*** Dataset content

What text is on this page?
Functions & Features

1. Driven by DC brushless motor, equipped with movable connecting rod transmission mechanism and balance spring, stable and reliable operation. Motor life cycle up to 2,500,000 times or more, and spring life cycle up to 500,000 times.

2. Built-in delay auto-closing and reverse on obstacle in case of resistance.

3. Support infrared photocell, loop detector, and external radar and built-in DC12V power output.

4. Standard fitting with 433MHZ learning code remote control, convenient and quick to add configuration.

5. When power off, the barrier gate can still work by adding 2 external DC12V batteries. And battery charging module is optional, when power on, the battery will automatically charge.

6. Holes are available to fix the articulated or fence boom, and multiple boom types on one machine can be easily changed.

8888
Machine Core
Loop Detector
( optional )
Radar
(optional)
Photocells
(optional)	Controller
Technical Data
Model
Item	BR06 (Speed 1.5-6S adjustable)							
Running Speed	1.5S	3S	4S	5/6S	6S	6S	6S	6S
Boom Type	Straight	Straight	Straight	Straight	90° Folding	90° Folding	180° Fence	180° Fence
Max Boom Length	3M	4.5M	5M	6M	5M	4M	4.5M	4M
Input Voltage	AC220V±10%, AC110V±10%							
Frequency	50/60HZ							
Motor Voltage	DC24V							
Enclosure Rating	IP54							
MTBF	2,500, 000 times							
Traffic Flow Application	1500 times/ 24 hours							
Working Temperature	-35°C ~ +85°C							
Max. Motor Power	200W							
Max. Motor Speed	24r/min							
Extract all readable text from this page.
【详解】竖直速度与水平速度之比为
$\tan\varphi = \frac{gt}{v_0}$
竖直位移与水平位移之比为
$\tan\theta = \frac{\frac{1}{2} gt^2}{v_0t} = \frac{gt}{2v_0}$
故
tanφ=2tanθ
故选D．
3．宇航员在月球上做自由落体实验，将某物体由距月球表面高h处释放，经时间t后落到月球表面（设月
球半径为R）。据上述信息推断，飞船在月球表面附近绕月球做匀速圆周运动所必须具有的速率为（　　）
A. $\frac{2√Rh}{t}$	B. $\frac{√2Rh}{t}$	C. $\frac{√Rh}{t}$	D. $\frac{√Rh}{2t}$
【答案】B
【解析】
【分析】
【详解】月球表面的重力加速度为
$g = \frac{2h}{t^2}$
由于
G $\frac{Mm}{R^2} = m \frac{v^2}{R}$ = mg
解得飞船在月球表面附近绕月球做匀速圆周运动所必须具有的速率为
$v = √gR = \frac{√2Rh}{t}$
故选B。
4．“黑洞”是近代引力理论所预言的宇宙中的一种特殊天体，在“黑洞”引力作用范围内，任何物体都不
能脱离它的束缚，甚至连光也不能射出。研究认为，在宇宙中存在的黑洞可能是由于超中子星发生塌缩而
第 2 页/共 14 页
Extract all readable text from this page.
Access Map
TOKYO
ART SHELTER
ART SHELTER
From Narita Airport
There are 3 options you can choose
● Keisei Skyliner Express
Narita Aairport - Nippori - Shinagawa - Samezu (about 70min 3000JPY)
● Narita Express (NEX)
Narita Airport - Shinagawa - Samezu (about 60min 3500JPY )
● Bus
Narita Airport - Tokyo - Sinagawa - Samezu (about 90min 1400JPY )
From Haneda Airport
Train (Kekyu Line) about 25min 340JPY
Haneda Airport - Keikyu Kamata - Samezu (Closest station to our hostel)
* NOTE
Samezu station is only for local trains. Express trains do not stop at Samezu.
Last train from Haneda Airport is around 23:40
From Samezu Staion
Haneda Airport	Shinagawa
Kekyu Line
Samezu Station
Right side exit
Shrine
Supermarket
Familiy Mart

******

## [Your goal]
Repeat the preceding lines exactly, please, every one of them.

## [Task answer]
What text is on this page?
Functions & Features

1. Driven by DC brushless motor, equipped with movable connecting rod transmission mechanism and balance spring, stable and reliable operation. Motor life cycle up to 2,500,000 times or more, and spring life cycle up to 500,000 times.

2. Built-in delay auto-closing and reverse on obstacle in case of resistance.

3. Support infrared photocell, loop detector, and external radar and built-in DC12V power output.

4. Standard fitting with 433MHZ learning code remote control, convenient and quick to add configuration.

5. When power off, the barrier gate can still work by adding 2 external DC12V batteries. And battery charging module is optional, when power on, the battery will automatically charge.

6. Holes are available to fix the articulated or fence boom, and multiple boom types on one machine can be easily changed.

8888
Machine Core
Loop Detector
( optional )
Radar
(optional)
Photocells
(optional)	Controller
Technical Data
Model
Item	BR06 (Speed 1.5-6S adjustable)							
Running Speed	1.5S	3S	4S	5/6S	6S	6S	6S	6S
Boom Type	Straight	Straight	Straight	Straight	90° Folding	90° Folding	180° Fence	180° Fence
Max Boom Length	3M	4.5M	5M	6M	5M	4M	4.5M	4M
Input Voltage	AC220V±10%, AC110V±10%							
Frequency	50/60HZ							
Motor Voltage	DC24V							
Enclosure Rating	IP54							
MTBF	2,500, 000 times							
Traffic Flow Application	1500 times/ 24 hours							
Working Temperature	-35°C ~ +85°C							
Max. Motor Power	200W							
Max. Motor Speed	24r/min							
Extract all readable text from this page.
【详解】竖直速度与水平速度之比为
$\tan\varphi = \frac{gt}{v_0}$
竖直位移与水平位移之比为
$\tan\theta = \frac{\frac{1}{2} gt^2}{v_0t} = \frac{gt}{2v_0}$
故
tanφ=2tanθ
故选D．
3．宇航员在月球上做自由落体实验，将某物体由距月球表面高h处释放，经时间t后落到月球表面（设月
球半径为R）。据上述信息推断，飞船在月球表面附近绕月球做匀速圆周运动所必须具有的速率为（　　）
A. $\frac{2√Rh}{t}$	B. $\frac{√2Rh}{t}$	C. $\frac{√Rh}{t}$	D. $\frac{√Rh}{2t}$
【答案】B
【解析】
【分析】
【详解】月球表面的重力加速度为
$g = \frac{2h}{t^2}$
由于
G $\frac{Mm}{R^2} = m \frac{v^2}{R}$ = mg
解得飞船在月球表面附近绕月球做匀速圆周运动所必须具有的速率为
$v = √gR = \frac{√2Rh}{t}$
故选B。
4．“黑洞”是近代引力理论所预言的宇宙中的一种特殊天体，在“黑洞”引力作用范围内，任何物体都不
能脱离它的束缚，甚至连光也不能射出。研究认为，在宇宙中存在的黑洞可能是由于超中子星发生塌缩而
第 2 页/共 14 页
Extract all readable text from this page.
Access Map
TOKYO
ART SHELTER
ART SHELTER
From Narita Airport
There are 3 options you can choose
● Keisei Skyliner Express
Narita Aairport - Nippori - Shinagawa - Samezu (about 70min 3000JPY)
● Narita Express (NEX)
Narita Airport - Shinagawa - Samezu (about 60min 3500JPY )
● Bus
Narita Airport - Tokyo - Sinagawa - Samezu (about 90min 1400JPY )
From Haneda Airport
Train (Kekyu Line) about 25min 340JPY
Haneda Airport - Keikyu Kamata - Samezu (Closest station to our hostel)
* NOTE
Samezu station is only for local trains. Express trains do not stop at Samezu.
Last train from Haneda Airport is around 23:40
From Samezu Staion
Haneda Airport	Shinagawa
Kekyu Line
Samezu Station
Right side exit
Shrine
Supermarket
Familiy Mart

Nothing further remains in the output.